== Recorded data ==

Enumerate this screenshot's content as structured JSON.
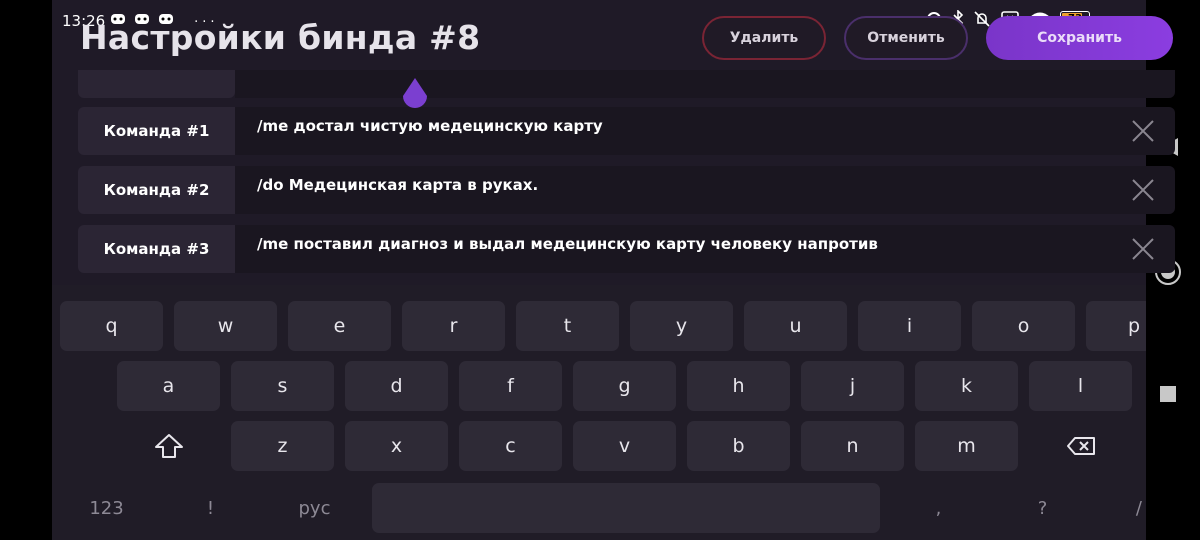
{
  "status_bar": {
    "time": "13:26",
    "left_icons": [
      "discord-icon",
      "discord-icon",
      "discord-icon"
    ],
    "more": "···",
    "battery_level": "73",
    "battery_color": "#f0a030"
  },
  "header": {
    "title": "Настройки бинда #8",
    "delete_label": "Удалить",
    "cancel_label": "Отменить",
    "save_label": "Сохранить",
    "accent_color": "#8b3de0",
    "delete_border": "#7a2434"
  },
  "commands": [
    {
      "label": "Команда #1",
      "value": "/me достал чистую медецинскую карту"
    },
    {
      "label": "Команда #2",
      "value": "/do Медецинская карта в руках."
    },
    {
      "label": "Команда #3",
      "value": "/me поставил диагноз и выдал медецинскую карту человеку напротив"
    }
  ],
  "keyboard": {
    "row1": [
      "q",
      "w",
      "e",
      "r",
      "t",
      "y",
      "u",
      "i",
      "o",
      "p"
    ],
    "row2": [
      "a",
      "s",
      "d",
      "f",
      "g",
      "h",
      "j",
      "k",
      "l"
    ],
    "row3": [
      "z",
      "x",
      "c",
      "v",
      "b",
      "n",
      "m"
    ],
    "bottom": {
      "numbers": "123",
      "exclaim": "!",
      "lang": "рус",
      "comma": ",",
      "question": "?",
      "slash": "/"
    }
  }
}
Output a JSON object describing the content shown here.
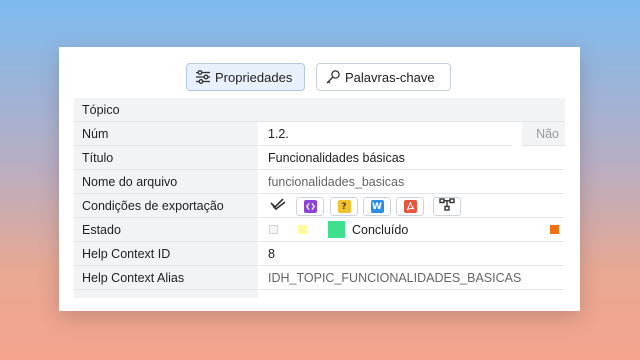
{
  "tabs": [
    {
      "label": "Propriedades",
      "icon": "sliders-icon",
      "active": true
    },
    {
      "label": "Palavras-chave",
      "icon": "key-icon",
      "active": false
    }
  ],
  "properties": {
    "topico": {
      "label": "Tópico"
    },
    "num": {
      "label": "Núm",
      "value": "1.2.",
      "suffix": "Não"
    },
    "titulo": {
      "label": "Título",
      "value": "Funcionalidades básicas"
    },
    "arquivo": {
      "label": "Nome do arquivo",
      "value": "funcionalidades_basicas"
    },
    "exportacao": {
      "label": "Condições de exportação",
      "buttons": [
        {
          "icon": "check-all-icon",
          "color": "#333333"
        },
        {
          "icon": "code-icon",
          "color": "#8e44d8"
        },
        {
          "icon": "help-question-icon",
          "color": "#f2c12e"
        },
        {
          "icon": "word-icon",
          "color": "#2b8fe8"
        },
        {
          "icon": "pdf-icon",
          "color": "#e8553d"
        },
        {
          "icon": "workflow-icon",
          "color": "#333333"
        }
      ]
    },
    "estado": {
      "label": "Estado",
      "value": "Concluído",
      "color": "#3ee08c",
      "end_color": "#f07010"
    },
    "help_id": {
      "label": "Help Context ID",
      "value": "8"
    },
    "help_alias": {
      "label": "Help Context Alias",
      "value": "IDH_TOPIC_FUNCIONALIDADES_BASICAS"
    }
  }
}
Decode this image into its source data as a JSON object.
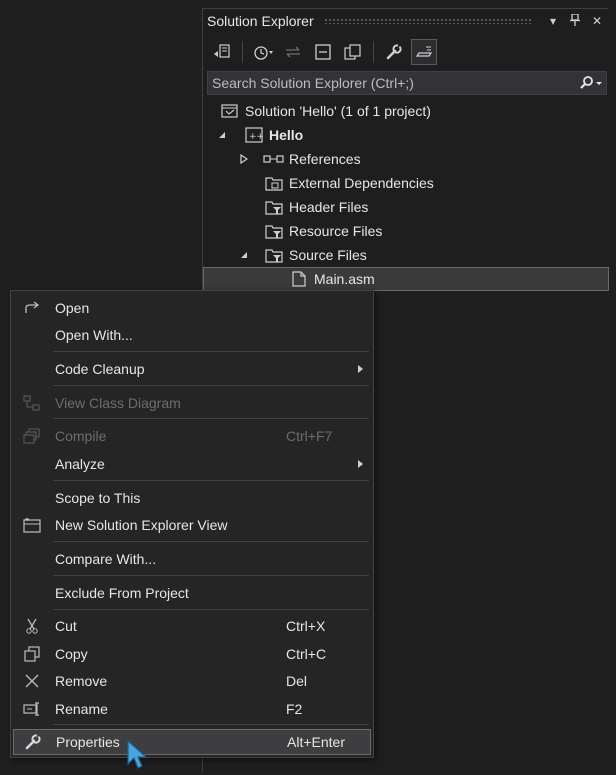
{
  "panel": {
    "title": "Solution Explorer",
    "search_placeholder": "Search Solution Explorer (Ctrl+;)"
  },
  "tree": [
    {
      "label": "Solution 'Hello' (1 of 1 project)"
    },
    {
      "label": "Hello"
    },
    {
      "label": "References"
    },
    {
      "label": "External Dependencies"
    },
    {
      "label": "Header Files"
    },
    {
      "label": "Resource Files"
    },
    {
      "label": "Source Files"
    },
    {
      "label": "Main.asm"
    }
  ],
  "menu": [
    {
      "label": "Open",
      "shortcut": "",
      "icon": "open-icon"
    },
    {
      "label": "Open With...",
      "shortcut": ""
    },
    {
      "label": "Code Cleanup",
      "shortcut": "",
      "submenu": true
    },
    {
      "label": "View Class Diagram",
      "shortcut": "",
      "disabled": true,
      "icon": "class-diagram-icon"
    },
    {
      "label": "Compile",
      "shortcut": "Ctrl+F7",
      "disabled": true,
      "icon": "compile-icon"
    },
    {
      "label": "Analyze",
      "shortcut": "",
      "submenu": true
    },
    {
      "label": "Scope to This",
      "shortcut": ""
    },
    {
      "label": "New Solution Explorer View",
      "shortcut": "",
      "icon": "new-view-icon"
    },
    {
      "label": "Compare With...",
      "shortcut": ""
    },
    {
      "label": "Exclude From Project",
      "shortcut": ""
    },
    {
      "label": "Cut",
      "shortcut": "Ctrl+X",
      "icon": "cut-icon"
    },
    {
      "label": "Copy",
      "shortcut": "Ctrl+C",
      "icon": "copy-icon"
    },
    {
      "label": "Remove",
      "shortcut": "Del",
      "icon": "remove-icon"
    },
    {
      "label": "Rename",
      "shortcut": "F2",
      "icon": "rename-icon"
    },
    {
      "label": "Properties",
      "shortcut": "Alt+Enter",
      "icon": "wrench-icon"
    }
  ],
  "colors": {
    "background": "#1f1f1f",
    "menu_bg": "#252526",
    "highlight": "#3e3e40",
    "cursor": "#4aa3df"
  }
}
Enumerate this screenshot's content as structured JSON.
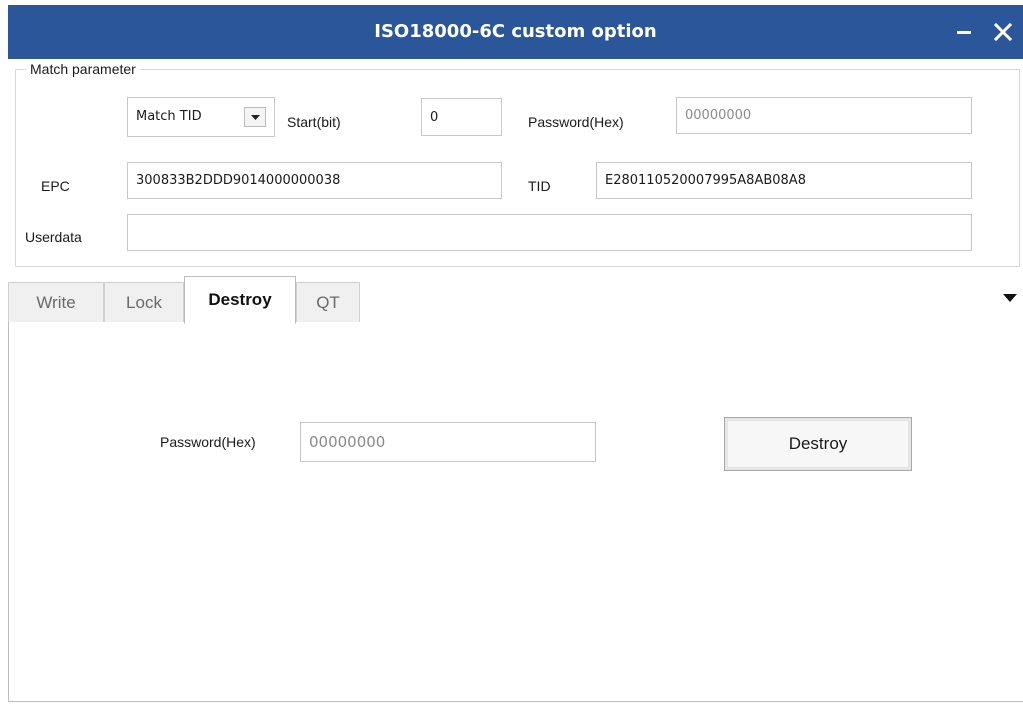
{
  "window": {
    "title": "ISO18000-6C custom option",
    "minimize_icon": "minimize-icon",
    "close_icon": "close-icon",
    "accent_color": "#2b579a"
  },
  "match_parameter": {
    "legend": "Match parameter",
    "match_select": {
      "value": "Match TID",
      "icon": "chevron-down-icon"
    },
    "start_bit": {
      "label": "Start(bit)",
      "value": "0"
    },
    "password": {
      "label": "Password(Hex)",
      "placeholder": "00000000"
    },
    "epc": {
      "label": "EPC",
      "value": "300833B2DDD9014000000038"
    },
    "tid": {
      "label": "TID",
      "value": "E280110520007995A8AB08A8"
    },
    "userdata": {
      "label": "Userdata",
      "value": ""
    }
  },
  "tabs": {
    "items": [
      {
        "label": "Write"
      },
      {
        "label": "Lock"
      },
      {
        "label": "Destroy"
      },
      {
        "label": "QT"
      }
    ],
    "active": "Destroy",
    "menu_icon": "triangle-down-icon"
  },
  "destroy_page": {
    "password": {
      "label": "Password(Hex)",
      "placeholder": "00000000"
    },
    "destroy_button": "Destroy"
  }
}
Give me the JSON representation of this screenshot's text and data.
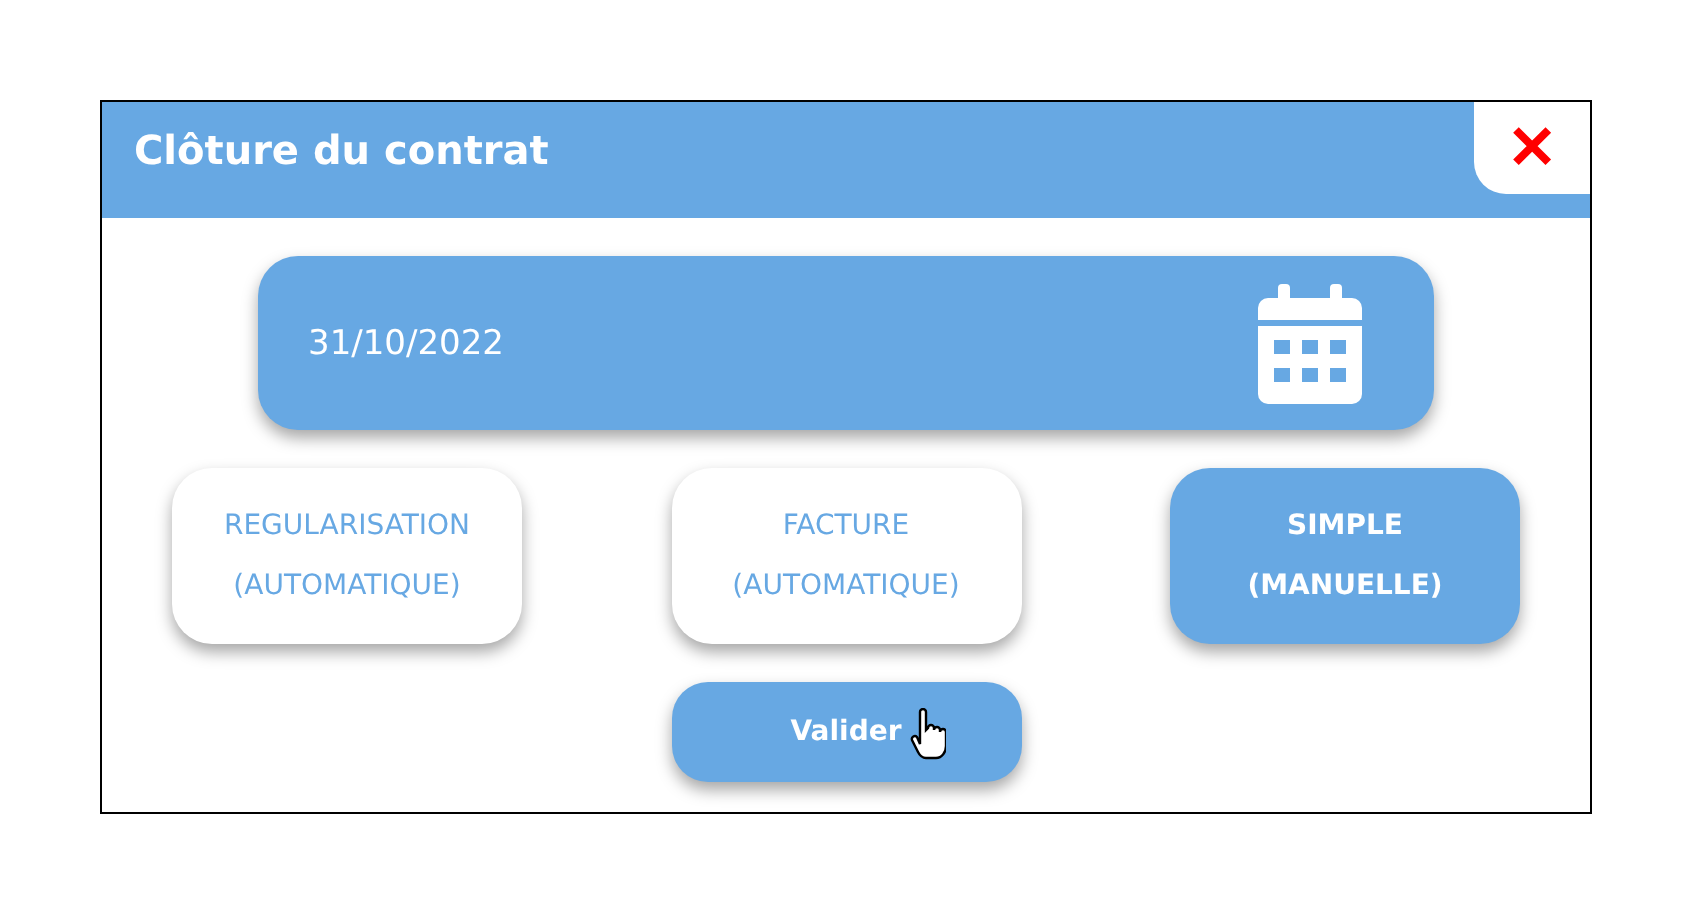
{
  "dialog": {
    "title": "Clôture du contrat",
    "close": "✕"
  },
  "date_field": {
    "value": "31/10/2022"
  },
  "options": [
    {
      "lines": [
        "REGULARISATION",
        "(AUTOMATIQUE)"
      ],
      "selected": false
    },
    {
      "lines": [
        "FACTURE",
        "(AUTOMATIQUE)"
      ],
      "selected": false
    },
    {
      "lines": [
        "SIMPLE",
        "(MANUELLE)"
      ],
      "selected": true
    }
  ],
  "submit": {
    "label": "Valider"
  }
}
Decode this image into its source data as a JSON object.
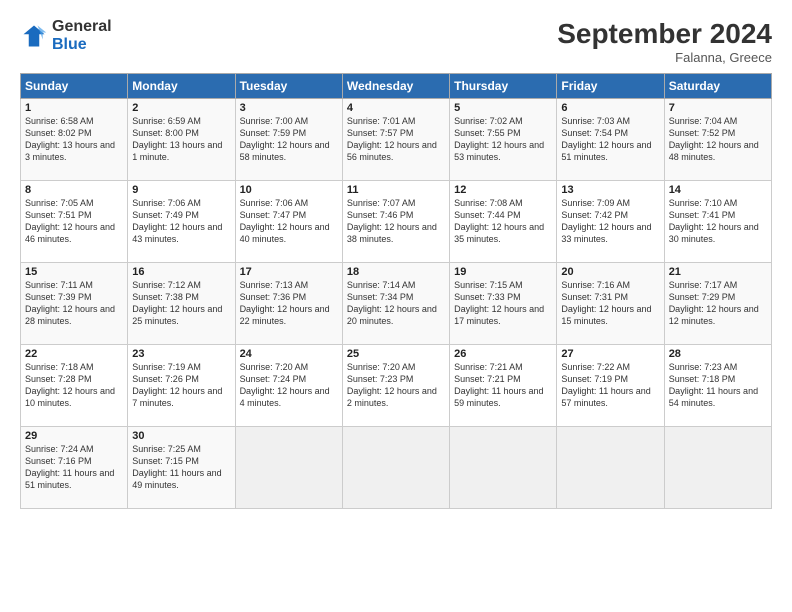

== Exercise ==
Reproduce every line exactly and omit all pictures.

== Reply ==
Enumerate this screenshot's content as structured JSON.
{
  "status_bar": {
    "time": "13:26",
    "left_icons": [
      "discord-icon",
      "discord-icon",
      "discord-icon"
    ],
    "more": "···",
    "battery_level": "73",
    "battery_color": "#f0a030"
  },
  "header": {
    "title": "Настройки бинда #8",
    "delete_label": "Удалить",
    "cancel_label": "Отменить",
    "save_label": "Сохранить",
    "accent_color": "#8b3de0",
    "delete_border": "#7a2434"
  },
  "commands": [
    {
      "label": "Команда #1",
      "value": "/me достал чистую медецинскую карту"
    },
    {
      "label": "Команда #2",
      "value": "/do Медецинская карта в руках."
    },
    {
      "label": "Команда #3",
      "value": "/me поставил диагноз и выдал медецинскую карту человеку напротив"
    }
  ],
  "keyboard": {
    "row1": [
      "q",
      "w",
      "e",
      "r",
      "t",
      "y",
      "u",
      "i",
      "o",
      "p"
    ],
    "row2": [
      "a",
      "s",
      "d",
      "f",
      "g",
      "h",
      "j",
      "k",
      "l"
    ],
    "row3": [
      "z",
      "x",
      "c",
      "v",
      "b",
      "n",
      "m"
    ],
    "bottom": {
      "numbers": "123",
      "exclaim": "!",
      "lang": "рус",
      "comma": ",",
      "question": "?",
      "slash": "/"
    }
  }
}
Output a JSON object describing the content shown here.
{
  "tabs": [
    {
      "label": "Propriedades",
      "icon": "sliders-icon",
      "active": true
    },
    {
      "label": "Palavras-chave",
      "icon": "key-icon",
      "active": false
    }
  ],
  "properties": {
    "topico": {
      "label": "Tópico"
    },
    "num": {
      "label": "Núm",
      "value": "1.2.",
      "suffix": "Não"
    },
    "titulo": {
      "label": "Título",
      "value": "Funcionalidades básicas"
    },
    "arquivo": {
      "label": "Nome do arquivo",
      "value": "funcionalidades_basicas"
    },
    "exportacao": {
      "label": "Condições de exportação",
      "buttons": [
        {
          "icon": "check-all-icon",
          "color": "#333333"
        },
        {
          "icon": "code-icon",
          "color": "#8e44d8"
        },
        {
          "icon": "help-question-icon",
          "color": "#f2c12e"
        },
        {
          "icon": "word-icon",
          "color": "#2b8fe8"
        },
        {
          "icon": "pdf-icon",
          "color": "#e8553d"
        },
        {
          "icon": "workflow-icon",
          "color": "#333333"
        }
      ]
    },
    "estado": {
      "label": "Estado",
      "value": "Concluído",
      "color": "#3ee08c",
      "end_color": "#f07010"
    },
    "help_id": {
      "label": "Help Context ID",
      "value": "8"
    },
    "help_alias": {
      "label": "Help Context Alias",
      "value": "IDH_TOPIC_FUNCIONALIDADES_BASICAS"
    }
  }
}
Decode this image into its source data as a JSON object.
{
  "panel": {
    "title": "Solution Explorer",
    "search_placeholder": "Search Solution Explorer (Ctrl+;)"
  },
  "tree": [
    {
      "label": "Solution 'Hello' (1 of 1 project)"
    },
    {
      "label": "Hello"
    },
    {
      "label": "References"
    },
    {
      "label": "External Dependencies"
    },
    {
      "label": "Header Files"
    },
    {
      "label": "Resource Files"
    },
    {
      "label": "Source Files"
    },
    {
      "label": "Main.asm"
    }
  ],
  "menu": [
    {
      "label": "Open",
      "shortcut": "",
      "icon": "open-icon"
    },
    {
      "label": "Open With...",
      "shortcut": ""
    },
    {
      "label": "Code Cleanup",
      "shortcut": "",
      "submenu": true
    },
    {
      "label": "View Class Diagram",
      "shortcut": "",
      "disabled": true,
      "icon": "class-diagram-icon"
    },
    {
      "label": "Compile",
      "shortcut": "Ctrl+F7",
      "disabled": true,
      "icon": "compile-icon"
    },
    {
      "label": "Analyze",
      "shortcut": "",
      "submenu": true
    },
    {
      "label": "Scope to This",
      "shortcut": ""
    },
    {
      "label": "New Solution Explorer View",
      "shortcut": "",
      "icon": "new-view-icon"
    },
    {
      "label": "Compare With...",
      "shortcut": ""
    },
    {
      "label": "Exclude From Project",
      "shortcut": ""
    },
    {
      "label": "Cut",
      "shortcut": "Ctrl+X",
      "icon": "cut-icon"
    },
    {
      "label": "Copy",
      "shortcut": "Ctrl+C",
      "icon": "copy-icon"
    },
    {
      "label": "Remove",
      "shortcut": "Del",
      "icon": "remove-icon"
    },
    {
      "label": "Rename",
      "shortcut": "F2",
      "icon": "rename-icon"
    },
    {
      "label": "Properties",
      "shortcut": "Alt+Enter",
      "icon": "wrench-icon"
    }
  ],
  "colors": {
    "background": "#1f1f1f",
    "menu_bg": "#252526",
    "highlight": "#3e3e40",
    "cursor": "#4aa3df"
  }
}
Enumerate this screenshot's content as structured JSON.
{
  "window": {
    "title": "ISO18000-6C custom option",
    "minimize_icon": "minimize-icon",
    "close_icon": "close-icon",
    "accent_color": "#2b579a"
  },
  "match_parameter": {
    "legend": "Match parameter",
    "match_select": {
      "value": "Match TID",
      "icon": "chevron-down-icon"
    },
    "start_bit": {
      "label": "Start(bit)",
      "value": "0"
    },
    "password": {
      "label": "Password(Hex)",
      "placeholder": "00000000"
    },
    "epc": {
      "label": "EPC",
      "value": "300833B2DDD9014000000038"
    },
    "tid": {
      "label": "TID",
      "value": "E280110520007995A8AB08A8"
    },
    "userdata": {
      "label": "Userdata",
      "value": ""
    }
  },
  "tabs": {
    "items": [
      {
        "label": "Write"
      },
      {
        "label": "Lock"
      },
      {
        "label": "Destroy"
      },
      {
        "label": "QT"
      }
    ],
    "active": "Destroy",
    "menu_icon": "triangle-down-icon"
  },
  "destroy_page": {
    "password": {
      "label": "Password(Hex)",
      "placeholder": "00000000"
    },
    "destroy_button": "Destroy"
  }
}
Give me the JSON representation of this screenshot's text and data.
{
  "dialog": {
    "title": "Clôture du contrat",
    "close": "✕"
  },
  "date_field": {
    "value": "31/10/2022"
  },
  "options": [
    {
      "lines": [
        "REGULARISATION",
        "(AUTOMATIQUE)"
      ],
      "selected": false
    },
    {
      "lines": [
        "FACTURE",
        "(AUTOMATIQUE)"
      ],
      "selected": false
    },
    {
      "lines": [
        "SIMPLE",
        "(MANUELLE)"
      ],
      "selected": true
    }
  ],
  "submit": {
    "label": "Valider"
  }
}
Decode this image into its source data as a JSON object.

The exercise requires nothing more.